(Stored dataset items)
━━━━━━━━━━━━━━━━

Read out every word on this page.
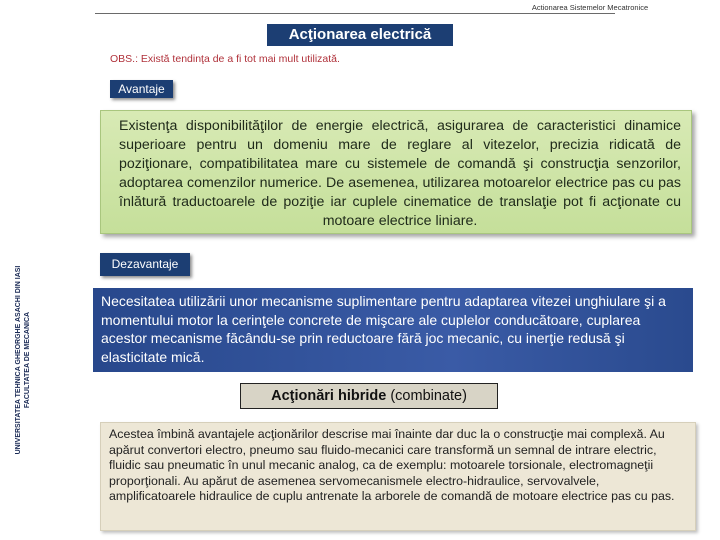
Actionarea Sistemelor Mecatronice
Acţionarea electrică
OBS.: Există tendinţa de a fi tot mai mult utilizată.
UNIVERSITATEA TEHNICA GHEORGHE ASACHI DIN IASI FACULTATEA DE MECANICA
Avantaje
Existenţa disponibilităţilor de energie electrică, asigurarea de caracteristici dinamice superioare pentru un domeniu mare de reglare al vitezelor, precizia ridicată de poziţionare, compatibilitatea mare cu sistemele de comandă şi construcţia senzorilor, adoptarea comenzilor numerice. De asemenea, utilizarea motoarelor electrice pas cu pas înlătură traductoarele de poziţie iar cuplele cinematice de translaţie pot fi acţionate cu motoare electrice liniare.
Dezavantaje
Necesitatea utilizării unor mecanisme suplimentare pentru adaptarea vitezei unghiulare şi a momentului motor la cerinţele concrete de mişcare ale cuplelor conducătoare, cuplarea acestor mecanisme făcându-se prin reductoare fără joc mecanic, cu inerţie redusă şi elasticitate mică.
Acţionări hibride (combinate)
Acestea îmbină avantajele acţionărilor descrise mai înainte dar duc la o construcţie mai complexă. Au apărut convertori electro, pneumo sau fluido-mecanici care transformă un semnal de intrare electric, fluidic sau pneumatic în unul mecanic analog, ca de exemplu: motoarele torsionale, electromagneţii proporţionali. Au apărut de asemenea servomecanismele electro-hidraulice, servovalvele, amplificatoarele hidraulice de cuplu antrenate la arborele de comandă de motoare electrice pas cu pas.
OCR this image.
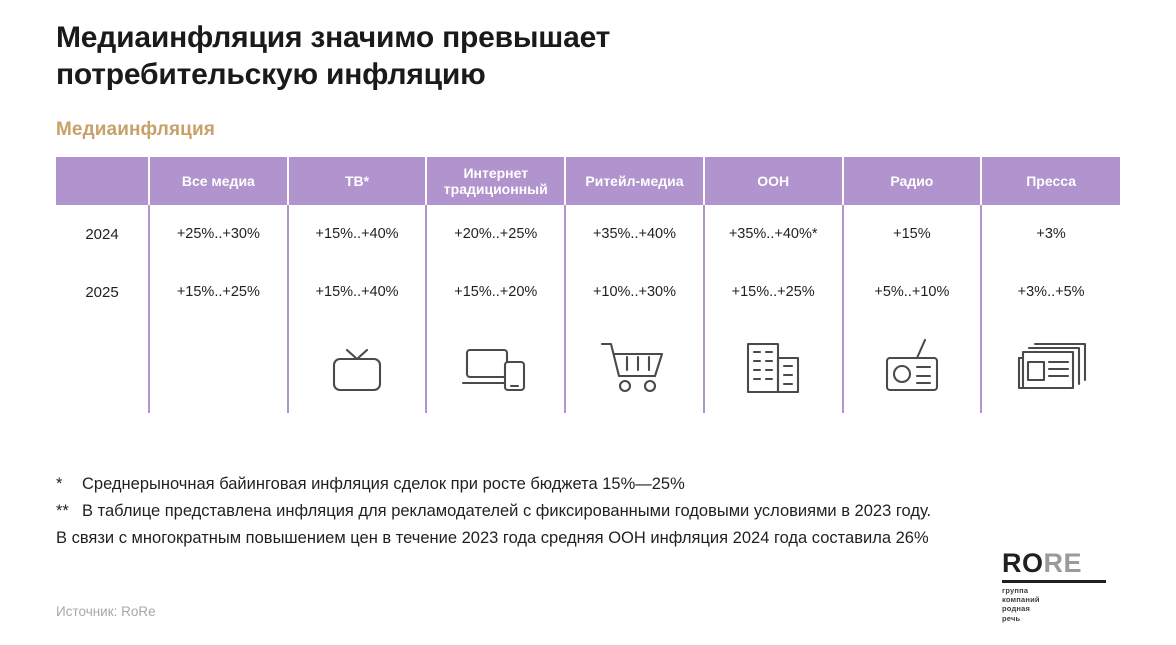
Медиаинфляция значимо превышает потребительскую инфляцию
Медиаинфляция
	Все медиа	ТВ*	Интернет традиционный	Ритейл-медиа	ООН	Радио	Пресса
2024	+25%..+30%	+15%..+40%	+20%..+25%	+35%..+40%	+35%..+40%*	+15%	+3%
2025	+15%..+25%	+15%..+40%	+15%..+20%	+10%..+30%	+15%..+25%	+5%..+10%	+3%..+5%

* Среднерыночная байинговая инфляция сделок при росте бюджета 15%—25%
** В таблице представлена инфляция для рекламодателей с фиксированными годовыми условиями в 2023 году.
В связи с многократным повышением цен в течение 2023 года средняя ООН инфляция 2024 года составила 26%
Источник: RoRe
RORE
группа
компаний
родная
речь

━━━━━━━━━━━━━━━━

[GIVEN REQUEST]
Repeat the full listing above exactly, with no pictures in the copy.

[RESULT OF THIS EXERCISE]
Read out every word on this page.
Actionarea Sistemelor Mecatronice
Acţionarea electrică
OBS.: Există tendinţa de a fi tot mai mult utilizată.
UNIVERSITATEA TEHNICA GHEORGHE ASACHI DIN IASI FACULTATEA DE MECANICA
Avantaje
Existenţa disponibilităţilor de energie electrică, asigurarea de caracteristici dinamice superioare pentru un domeniu mare de reglare al vitezelor, precizia ridicată de poziţionare, compatibilitatea mare cu sistemele de comandă şi construcţia senzorilor, adoptarea comenzilor numerice. De asemenea, utilizarea motoarelor electrice pas cu pas înlătură traductoarele de poziţie iar cuplele cinematice de translaţie pot fi acţionate cu motoare electrice liniare.
Dezavantaje
Necesitatea utilizării unor mecanisme suplimentare pentru adaptarea vitezei unghiulare şi a momentului motor la cerinţele concrete de mişcare ale cuplelor conducătoare, cuplarea acestor mecanisme făcându-se prin reductoare fără joc mecanic, cu inerţie redusă şi elasticitate mică.
Acţionări hibride (combinate)
Acestea îmbină avantajele acţionărilor descrise mai înainte dar duc la o construcţie mai complexă. Au apărut convertori electro, pneumo sau fluido-mecanici care transformă un semnal de intrare electric, fluidic sau pneumatic în unul mecanic analog, ca de exemplu: motoarele torsionale, electromagneţii proporţionali. Au apărut de asemenea servomecanismele electro-hidraulice, servovalvele, amplificatoarele hidraulice de cuplu antrenate la arborele de comandă de motoare electrice pas cu pas.
OCR this image.
Медиаинфляция значимо превышает потребительскую инфляцию
Медиаинфляция
	Все медиа	ТВ*	Интернет традиционный	Ритейл-медиа	ООН	Радио	Пресса
2024	+25%..+30%	+15%..+40%	+20%..+25%	+35%..+40%	+35%..+40%*	+15%	+3%
2025	+15%..+25%	+15%..+40%	+15%..+20%	+10%..+30%	+15%..+25%	+5%..+10%	+3%..+5%

* Среднерыночная байинговая инфляция сделок при росте бюджета 15%—25%
** В таблице представлена инфляция для рекламодателей с фиксированными годовыми условиями в 2023 году.
В связи с многократным повышением цен в течение 2023 года средняя ООН инфляция 2024 года составила 26%
Источник: RoRe
RORE
группа
компаний
родная
речь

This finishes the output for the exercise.